Request: Show every line in the records below that contains the word "future".

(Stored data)
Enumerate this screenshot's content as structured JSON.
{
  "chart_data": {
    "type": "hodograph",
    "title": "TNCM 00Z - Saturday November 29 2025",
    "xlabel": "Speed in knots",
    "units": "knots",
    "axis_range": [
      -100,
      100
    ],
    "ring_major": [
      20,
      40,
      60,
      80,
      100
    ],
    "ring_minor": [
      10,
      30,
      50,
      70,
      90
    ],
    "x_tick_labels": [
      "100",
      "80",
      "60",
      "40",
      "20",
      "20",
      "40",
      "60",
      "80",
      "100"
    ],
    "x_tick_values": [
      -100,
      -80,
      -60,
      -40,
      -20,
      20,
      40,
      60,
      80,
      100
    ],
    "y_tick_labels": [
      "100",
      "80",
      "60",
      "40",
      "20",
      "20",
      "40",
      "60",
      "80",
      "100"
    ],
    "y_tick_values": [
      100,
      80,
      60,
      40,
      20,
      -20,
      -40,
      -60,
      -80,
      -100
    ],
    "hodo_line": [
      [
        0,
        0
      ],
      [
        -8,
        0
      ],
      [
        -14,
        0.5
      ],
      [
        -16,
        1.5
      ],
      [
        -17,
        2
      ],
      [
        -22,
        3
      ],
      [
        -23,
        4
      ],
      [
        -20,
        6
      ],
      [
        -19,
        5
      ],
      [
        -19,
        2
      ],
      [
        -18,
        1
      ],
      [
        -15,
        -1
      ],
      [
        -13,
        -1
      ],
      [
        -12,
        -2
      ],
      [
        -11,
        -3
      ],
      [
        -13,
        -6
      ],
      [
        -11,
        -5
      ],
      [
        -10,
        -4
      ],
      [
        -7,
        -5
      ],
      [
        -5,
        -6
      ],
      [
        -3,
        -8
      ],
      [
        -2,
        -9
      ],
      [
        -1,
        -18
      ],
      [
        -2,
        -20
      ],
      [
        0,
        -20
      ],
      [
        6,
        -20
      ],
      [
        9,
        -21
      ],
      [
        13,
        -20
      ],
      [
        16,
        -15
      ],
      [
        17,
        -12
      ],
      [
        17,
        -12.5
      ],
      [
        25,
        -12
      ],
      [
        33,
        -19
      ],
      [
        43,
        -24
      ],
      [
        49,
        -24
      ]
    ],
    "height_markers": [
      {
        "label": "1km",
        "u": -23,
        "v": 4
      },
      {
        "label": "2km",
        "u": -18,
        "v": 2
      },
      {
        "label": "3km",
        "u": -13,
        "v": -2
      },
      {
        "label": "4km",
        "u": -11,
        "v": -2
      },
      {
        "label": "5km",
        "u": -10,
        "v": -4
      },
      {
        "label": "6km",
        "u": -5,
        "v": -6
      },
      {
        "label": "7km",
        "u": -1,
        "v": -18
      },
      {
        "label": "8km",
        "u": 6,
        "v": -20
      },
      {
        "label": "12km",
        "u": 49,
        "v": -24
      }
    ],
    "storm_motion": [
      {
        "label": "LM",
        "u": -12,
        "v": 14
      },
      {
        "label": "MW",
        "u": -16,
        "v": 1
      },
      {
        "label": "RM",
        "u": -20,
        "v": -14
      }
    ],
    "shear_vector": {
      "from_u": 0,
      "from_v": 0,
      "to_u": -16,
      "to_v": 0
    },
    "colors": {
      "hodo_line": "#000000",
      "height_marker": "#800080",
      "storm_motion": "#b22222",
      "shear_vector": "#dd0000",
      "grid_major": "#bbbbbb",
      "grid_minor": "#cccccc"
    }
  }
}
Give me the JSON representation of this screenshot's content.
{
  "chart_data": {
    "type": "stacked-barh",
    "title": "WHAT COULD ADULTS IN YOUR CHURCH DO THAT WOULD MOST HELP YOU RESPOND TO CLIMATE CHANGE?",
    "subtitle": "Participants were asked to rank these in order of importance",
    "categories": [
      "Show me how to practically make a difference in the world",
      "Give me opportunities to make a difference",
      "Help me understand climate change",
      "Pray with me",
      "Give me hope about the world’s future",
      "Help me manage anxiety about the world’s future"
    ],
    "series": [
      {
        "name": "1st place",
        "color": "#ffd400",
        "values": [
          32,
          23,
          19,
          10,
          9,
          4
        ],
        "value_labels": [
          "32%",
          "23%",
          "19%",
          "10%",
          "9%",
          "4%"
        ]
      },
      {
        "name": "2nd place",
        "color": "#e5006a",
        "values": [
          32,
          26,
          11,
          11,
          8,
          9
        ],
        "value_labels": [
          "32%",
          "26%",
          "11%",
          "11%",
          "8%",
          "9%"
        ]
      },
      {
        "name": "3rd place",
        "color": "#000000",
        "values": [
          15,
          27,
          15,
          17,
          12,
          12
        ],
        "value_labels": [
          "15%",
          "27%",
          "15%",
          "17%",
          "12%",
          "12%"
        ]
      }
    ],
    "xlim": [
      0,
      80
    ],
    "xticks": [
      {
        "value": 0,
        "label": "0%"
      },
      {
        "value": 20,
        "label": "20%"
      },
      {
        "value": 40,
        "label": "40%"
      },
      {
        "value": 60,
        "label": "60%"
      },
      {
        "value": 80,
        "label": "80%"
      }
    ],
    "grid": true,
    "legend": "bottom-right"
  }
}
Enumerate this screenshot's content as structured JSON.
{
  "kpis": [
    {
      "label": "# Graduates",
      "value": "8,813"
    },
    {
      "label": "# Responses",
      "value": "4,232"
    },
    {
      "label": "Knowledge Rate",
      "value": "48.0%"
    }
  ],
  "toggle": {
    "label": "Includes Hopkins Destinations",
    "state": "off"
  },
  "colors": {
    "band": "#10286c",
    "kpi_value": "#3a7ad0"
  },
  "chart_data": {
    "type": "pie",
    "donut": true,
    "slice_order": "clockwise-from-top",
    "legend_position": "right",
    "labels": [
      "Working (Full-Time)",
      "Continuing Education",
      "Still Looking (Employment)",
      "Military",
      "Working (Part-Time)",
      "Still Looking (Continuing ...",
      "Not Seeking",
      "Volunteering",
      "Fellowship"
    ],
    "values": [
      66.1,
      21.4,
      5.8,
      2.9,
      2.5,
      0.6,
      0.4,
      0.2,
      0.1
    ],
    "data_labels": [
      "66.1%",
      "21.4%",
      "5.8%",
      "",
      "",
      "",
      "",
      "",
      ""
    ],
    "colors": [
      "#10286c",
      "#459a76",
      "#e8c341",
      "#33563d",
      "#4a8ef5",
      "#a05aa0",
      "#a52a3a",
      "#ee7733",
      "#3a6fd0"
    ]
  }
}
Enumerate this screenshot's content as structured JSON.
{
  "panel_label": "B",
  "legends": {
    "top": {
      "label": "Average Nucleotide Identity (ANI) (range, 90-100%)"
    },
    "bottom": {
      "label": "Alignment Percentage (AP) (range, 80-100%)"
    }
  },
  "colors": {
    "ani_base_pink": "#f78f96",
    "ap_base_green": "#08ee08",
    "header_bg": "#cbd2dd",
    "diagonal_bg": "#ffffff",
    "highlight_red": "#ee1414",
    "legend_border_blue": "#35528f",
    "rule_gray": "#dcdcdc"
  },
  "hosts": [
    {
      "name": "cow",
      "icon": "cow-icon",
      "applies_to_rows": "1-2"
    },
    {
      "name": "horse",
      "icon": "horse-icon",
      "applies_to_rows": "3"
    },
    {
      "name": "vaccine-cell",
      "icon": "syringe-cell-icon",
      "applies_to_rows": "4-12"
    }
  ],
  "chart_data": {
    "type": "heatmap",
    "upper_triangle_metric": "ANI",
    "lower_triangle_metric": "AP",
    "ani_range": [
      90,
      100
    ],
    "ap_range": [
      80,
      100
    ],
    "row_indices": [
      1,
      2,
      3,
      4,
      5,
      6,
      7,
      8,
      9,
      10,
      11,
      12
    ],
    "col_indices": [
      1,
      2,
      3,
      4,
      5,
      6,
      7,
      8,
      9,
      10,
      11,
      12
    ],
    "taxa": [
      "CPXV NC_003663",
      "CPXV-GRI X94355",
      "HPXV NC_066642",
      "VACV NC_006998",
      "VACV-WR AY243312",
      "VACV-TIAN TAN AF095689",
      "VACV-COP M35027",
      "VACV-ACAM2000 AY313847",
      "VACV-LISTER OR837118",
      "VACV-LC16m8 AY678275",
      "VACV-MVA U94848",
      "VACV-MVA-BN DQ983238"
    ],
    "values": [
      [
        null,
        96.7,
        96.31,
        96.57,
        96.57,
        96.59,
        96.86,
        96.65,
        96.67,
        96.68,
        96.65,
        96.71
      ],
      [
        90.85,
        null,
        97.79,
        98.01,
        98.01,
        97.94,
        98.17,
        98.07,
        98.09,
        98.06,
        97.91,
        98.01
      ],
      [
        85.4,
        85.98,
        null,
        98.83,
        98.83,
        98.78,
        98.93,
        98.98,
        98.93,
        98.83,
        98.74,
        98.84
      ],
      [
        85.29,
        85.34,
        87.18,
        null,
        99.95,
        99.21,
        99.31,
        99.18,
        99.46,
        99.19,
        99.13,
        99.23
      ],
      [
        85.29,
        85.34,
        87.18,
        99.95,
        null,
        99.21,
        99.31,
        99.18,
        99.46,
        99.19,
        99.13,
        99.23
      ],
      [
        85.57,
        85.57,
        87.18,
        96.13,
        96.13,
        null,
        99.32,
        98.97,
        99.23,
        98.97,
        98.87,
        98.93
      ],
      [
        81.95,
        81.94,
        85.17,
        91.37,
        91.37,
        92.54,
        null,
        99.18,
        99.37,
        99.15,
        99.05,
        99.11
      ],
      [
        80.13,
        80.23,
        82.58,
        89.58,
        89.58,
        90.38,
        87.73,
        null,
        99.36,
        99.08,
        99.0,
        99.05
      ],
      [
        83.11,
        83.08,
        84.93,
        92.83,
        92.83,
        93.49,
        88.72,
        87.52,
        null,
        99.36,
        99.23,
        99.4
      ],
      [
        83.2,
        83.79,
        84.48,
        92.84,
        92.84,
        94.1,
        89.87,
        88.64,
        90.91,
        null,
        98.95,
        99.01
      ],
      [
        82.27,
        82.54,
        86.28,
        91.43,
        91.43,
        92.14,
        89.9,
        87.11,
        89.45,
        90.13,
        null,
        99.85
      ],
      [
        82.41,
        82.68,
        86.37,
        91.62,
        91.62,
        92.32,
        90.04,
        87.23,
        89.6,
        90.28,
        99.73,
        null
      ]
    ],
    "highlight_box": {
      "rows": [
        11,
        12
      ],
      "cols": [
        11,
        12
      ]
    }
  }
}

Answer to this problem:
      "Give me hope about the world’s future",
      "Help me manage anxiety about the world’s future"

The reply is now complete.